Excerto do documento:
------------------------------

Interview with André Benjamim

Published 2013-10-04.
1 - Realidade e ficção no romance?
Não há tal coisa num romance. Num romance, a realidade é ficção, e a ficção é realidade – se assim não for, então não é de um romance que se trata. Portanto, seria igualmente verdade dizer que tudo é realidade, ou que tudo é ficção.
A realidade que possa existir por detrás da escrita, torna-se ficção ao ser transposta para um romance (ou qualquer outra forma de literatura, ou arte), pois está dependente das memórias, e da forma como são evocadas, dos significados que lhes são atribuídos, das ideias através das quais os narradores as exprimem. Por outro lado, a ficção torna-se realidade, ao ser intuída pelos leitores.
Se, ao ler-se um romance, não se acreditar que aquilo que se está a ler é realidade, então todo o prazer que a leitura, potencialmente, possa proporcionar, se esvai: não vale a pena continuar a leitura.
E isto, julgo, é verdade para qualquer romance, seja uma história fantástica ou realista... Em suma, acredito que é irrelevante para o leitor saber o que é realidade-realidade, e o que é realidade-ficção... Talvez, se fosse um romance histórico, isso fosse importante...
A existência uma nota introdutória, alertando para o facto que o romance é baseado em acontecimentos verídicos, tem apenas que ver com uma questão de honestidade e sinceridade, tanto para quem lê, como para o autor, e para aquelas pessoas em quem a narrativa se baseia...
Além destas, há muitas outras pessoas que, se lerem o livro, podem identificar alguns dos episódios relatados. Isto é mais tangível na narrativa do Sébastian, em que a narrativa é mais crua, que na narrativa do André, onde os factos estão mais diluídos e difusos; no entanto, também nesta haverá pessoas que podem afirmar: “É de mim que ele está a falar!”
2 - Motivação para escrever o romance?

------------------------------

Entradas fornecidas:
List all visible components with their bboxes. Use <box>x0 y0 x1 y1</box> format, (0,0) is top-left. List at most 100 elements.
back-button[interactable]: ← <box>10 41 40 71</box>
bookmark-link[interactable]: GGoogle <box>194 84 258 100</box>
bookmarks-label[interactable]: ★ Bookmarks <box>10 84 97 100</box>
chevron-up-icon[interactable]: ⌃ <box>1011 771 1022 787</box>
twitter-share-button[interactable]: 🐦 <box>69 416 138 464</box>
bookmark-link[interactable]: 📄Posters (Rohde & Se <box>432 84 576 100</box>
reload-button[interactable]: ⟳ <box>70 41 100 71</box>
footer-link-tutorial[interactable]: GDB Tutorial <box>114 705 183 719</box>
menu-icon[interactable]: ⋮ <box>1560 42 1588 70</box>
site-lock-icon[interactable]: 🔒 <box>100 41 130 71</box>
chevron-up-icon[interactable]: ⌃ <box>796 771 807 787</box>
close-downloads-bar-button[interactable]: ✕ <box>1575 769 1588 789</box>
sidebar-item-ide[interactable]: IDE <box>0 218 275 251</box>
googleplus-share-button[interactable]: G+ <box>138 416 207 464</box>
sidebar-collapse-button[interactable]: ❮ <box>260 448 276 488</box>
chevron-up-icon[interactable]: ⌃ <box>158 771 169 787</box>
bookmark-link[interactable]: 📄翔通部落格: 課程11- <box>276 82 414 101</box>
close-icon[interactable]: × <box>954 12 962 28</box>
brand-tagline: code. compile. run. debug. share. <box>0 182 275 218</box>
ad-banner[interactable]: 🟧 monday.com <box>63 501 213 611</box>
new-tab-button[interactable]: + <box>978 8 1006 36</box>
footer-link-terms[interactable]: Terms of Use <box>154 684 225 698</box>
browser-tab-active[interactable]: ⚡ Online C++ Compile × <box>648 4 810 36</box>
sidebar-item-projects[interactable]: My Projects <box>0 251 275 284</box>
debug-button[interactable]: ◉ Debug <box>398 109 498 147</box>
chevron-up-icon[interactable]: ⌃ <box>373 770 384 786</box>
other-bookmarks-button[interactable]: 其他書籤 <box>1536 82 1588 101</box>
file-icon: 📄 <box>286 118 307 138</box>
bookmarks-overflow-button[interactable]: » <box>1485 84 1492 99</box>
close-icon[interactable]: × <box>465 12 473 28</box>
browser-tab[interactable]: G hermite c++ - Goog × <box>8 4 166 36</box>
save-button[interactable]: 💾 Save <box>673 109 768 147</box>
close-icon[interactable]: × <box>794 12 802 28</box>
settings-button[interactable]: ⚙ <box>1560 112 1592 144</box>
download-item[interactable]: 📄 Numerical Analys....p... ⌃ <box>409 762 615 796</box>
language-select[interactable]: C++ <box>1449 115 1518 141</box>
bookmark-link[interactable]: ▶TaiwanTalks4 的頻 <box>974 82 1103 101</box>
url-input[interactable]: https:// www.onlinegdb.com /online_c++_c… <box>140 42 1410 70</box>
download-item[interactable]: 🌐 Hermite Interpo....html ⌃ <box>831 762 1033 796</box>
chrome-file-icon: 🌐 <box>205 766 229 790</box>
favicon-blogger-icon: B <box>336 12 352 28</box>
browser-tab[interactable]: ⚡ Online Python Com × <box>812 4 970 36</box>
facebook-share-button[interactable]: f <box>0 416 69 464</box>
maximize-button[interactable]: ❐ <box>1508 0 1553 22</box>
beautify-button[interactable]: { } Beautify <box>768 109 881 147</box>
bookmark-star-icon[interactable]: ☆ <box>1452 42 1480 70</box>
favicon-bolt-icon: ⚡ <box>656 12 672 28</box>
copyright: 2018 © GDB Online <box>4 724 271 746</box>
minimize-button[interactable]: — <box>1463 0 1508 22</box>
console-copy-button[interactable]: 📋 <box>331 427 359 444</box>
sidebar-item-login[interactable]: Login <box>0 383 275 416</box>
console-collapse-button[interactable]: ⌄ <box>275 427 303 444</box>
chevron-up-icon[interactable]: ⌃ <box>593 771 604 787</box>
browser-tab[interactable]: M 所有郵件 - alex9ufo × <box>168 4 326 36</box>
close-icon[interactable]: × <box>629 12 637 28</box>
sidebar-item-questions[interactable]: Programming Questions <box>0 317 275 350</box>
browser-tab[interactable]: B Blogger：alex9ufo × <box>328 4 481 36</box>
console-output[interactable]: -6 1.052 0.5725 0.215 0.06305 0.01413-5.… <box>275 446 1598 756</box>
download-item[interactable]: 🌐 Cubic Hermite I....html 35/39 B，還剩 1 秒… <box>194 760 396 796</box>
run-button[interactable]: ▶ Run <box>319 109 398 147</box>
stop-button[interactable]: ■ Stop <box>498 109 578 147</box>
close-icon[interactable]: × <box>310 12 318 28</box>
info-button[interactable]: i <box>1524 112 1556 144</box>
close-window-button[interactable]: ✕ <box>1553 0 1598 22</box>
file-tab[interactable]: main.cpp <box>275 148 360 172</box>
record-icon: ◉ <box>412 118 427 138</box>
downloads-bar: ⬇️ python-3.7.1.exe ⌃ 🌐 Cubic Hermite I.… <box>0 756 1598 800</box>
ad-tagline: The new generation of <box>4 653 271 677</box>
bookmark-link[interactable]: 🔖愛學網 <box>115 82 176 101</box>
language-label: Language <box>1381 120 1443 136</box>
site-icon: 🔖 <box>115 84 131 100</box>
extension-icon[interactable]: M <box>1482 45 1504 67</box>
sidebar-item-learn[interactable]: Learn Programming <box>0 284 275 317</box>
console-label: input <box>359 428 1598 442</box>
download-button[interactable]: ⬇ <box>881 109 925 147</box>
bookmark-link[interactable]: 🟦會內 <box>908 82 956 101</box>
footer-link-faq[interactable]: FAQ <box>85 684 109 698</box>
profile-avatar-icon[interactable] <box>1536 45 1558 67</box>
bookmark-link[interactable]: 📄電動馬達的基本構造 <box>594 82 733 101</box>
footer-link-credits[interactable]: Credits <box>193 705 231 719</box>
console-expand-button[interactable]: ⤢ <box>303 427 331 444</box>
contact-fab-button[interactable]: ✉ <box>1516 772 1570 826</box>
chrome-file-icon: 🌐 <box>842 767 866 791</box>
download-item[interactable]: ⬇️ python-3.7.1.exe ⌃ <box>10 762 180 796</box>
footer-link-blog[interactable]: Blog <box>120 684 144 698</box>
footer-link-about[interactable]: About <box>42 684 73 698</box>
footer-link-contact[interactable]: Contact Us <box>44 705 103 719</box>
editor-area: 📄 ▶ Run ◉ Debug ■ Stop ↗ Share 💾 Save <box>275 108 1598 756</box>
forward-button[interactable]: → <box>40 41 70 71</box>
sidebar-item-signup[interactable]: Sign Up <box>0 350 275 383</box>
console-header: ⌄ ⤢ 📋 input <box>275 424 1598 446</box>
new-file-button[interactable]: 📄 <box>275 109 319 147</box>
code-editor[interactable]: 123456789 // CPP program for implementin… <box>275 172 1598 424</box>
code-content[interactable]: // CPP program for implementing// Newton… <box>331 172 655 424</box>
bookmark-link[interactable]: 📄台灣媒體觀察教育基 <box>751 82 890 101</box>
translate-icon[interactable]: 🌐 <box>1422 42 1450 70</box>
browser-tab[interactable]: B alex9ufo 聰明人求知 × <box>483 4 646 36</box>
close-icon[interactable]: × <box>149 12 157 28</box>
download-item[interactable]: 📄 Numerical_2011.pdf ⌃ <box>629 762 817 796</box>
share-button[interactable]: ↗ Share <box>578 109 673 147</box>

------------------------------

O que fazer: Indique se cada uma das afirmações seguintes está de acordo com a entrevista, respondendo sim ou não e citando literalmente as palavras do texto que o decidem. (a) Num romance, a realidade é ficção e a ficção é realidade. (b) A narrativa do André é mais crua do que a do Sébastian. (c) A nota introdutória tem que ver com uma questão de honestidade e sinceridade.

Resposta:
(a) Sim: "Num romance, a realidade é ficção, e a ficção é realidade".
(b) Não: "Isto é mais tangível na narrativa do Sébastian, em que a narrativa é mais crua, que na narrativa do André, onde os factos estão mais diluídos e difusos".
(c) Sim: "tem apenas que ver com uma questão de honestidade e sinceridade".